▶ _Supplied entries_:
<<<<

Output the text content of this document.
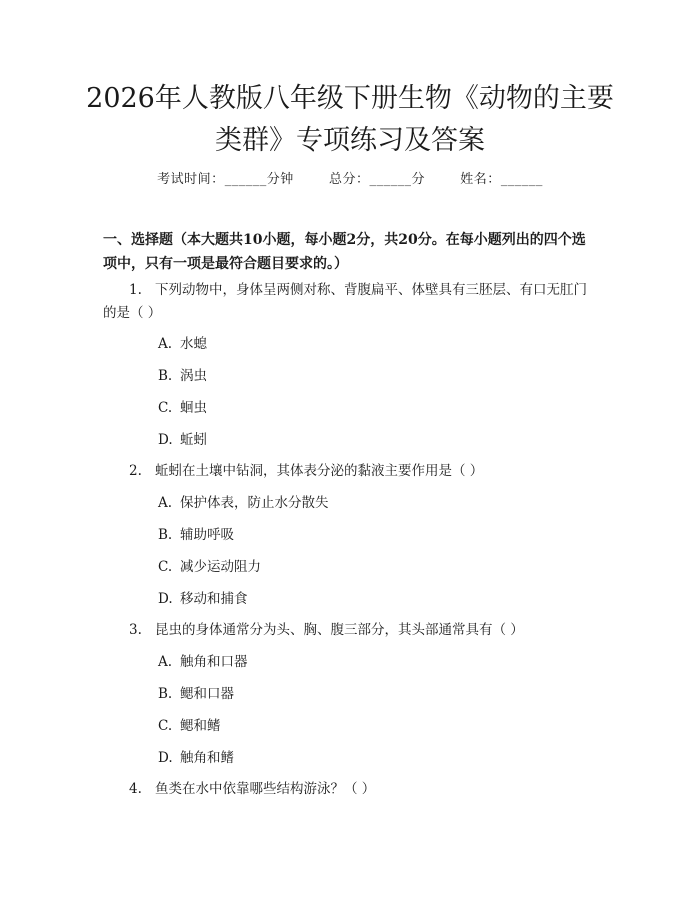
2026年人教版八年级下册生物《动物的主要
类群》专项练习及答案
考试时间：______分钟	总分：______分	姓名：______
一、选择题（本大题共10小题，每小题2分，共20分。在每小题列出的四个选
项中，只有一项是最符合题目要求的。）
1. 下列动物中，身体呈两侧对称、背腹扁平、体壁具有三胚层、有口无肛门
的是（ ）
A. 水螅
B. 涡虫
C. 蛔虫
D. 蚯蚓
2. 蚯蚓在土壤中钻洞，其体表分泌的黏液主要作用是（ ）
A. 保护体表，防止水分散失
B. 辅助呼吸
C. 减少运动阻力
D. 移动和捕食
3. 昆虫的身体通常分为头、胸、腹三部分，其头部通常具有（ ）
A. 触角和口器
B. 鳃和口器
C. 鳃和鳍
D. 触角和鳍
4. 鱼类在水中依靠哪些结构游泳？（ ）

>>>>

▶ _Task brief_: Print every record above exactly as written, leaving out the pictures.

▶ _Output_:
Output the text content of this document.
2026年人教版八年级下册生物《动物的主要
类群》专项练习及答案
考试时间：______分钟	总分：______分	姓名：______
一、选择题（本大题共10小题，每小题2分，共20分。在每小题列出的四个选
项中，只有一项是最符合题目要求的。）
1. 下列动物中，身体呈两侧对称、背腹扁平、体壁具有三胚层、有口无肛门
的是（ ）
A. 水螅
B. 涡虫
C. 蛔虫
D. 蚯蚓
2. 蚯蚓在土壤中钻洞，其体表分泌的黏液主要作用是（ ）
A. 保护体表，防止水分散失
B. 辅助呼吸
C. 减少运动阻力
D. 移动和捕食
3. 昆虫的身体通常分为头、胸、腹三部分，其头部通常具有（ ）
A. 触角和口器
B. 鳃和口器
C. 鳃和鳍
D. 触角和鳍
4. 鱼类在水中依靠哪些结构游泳？（ ）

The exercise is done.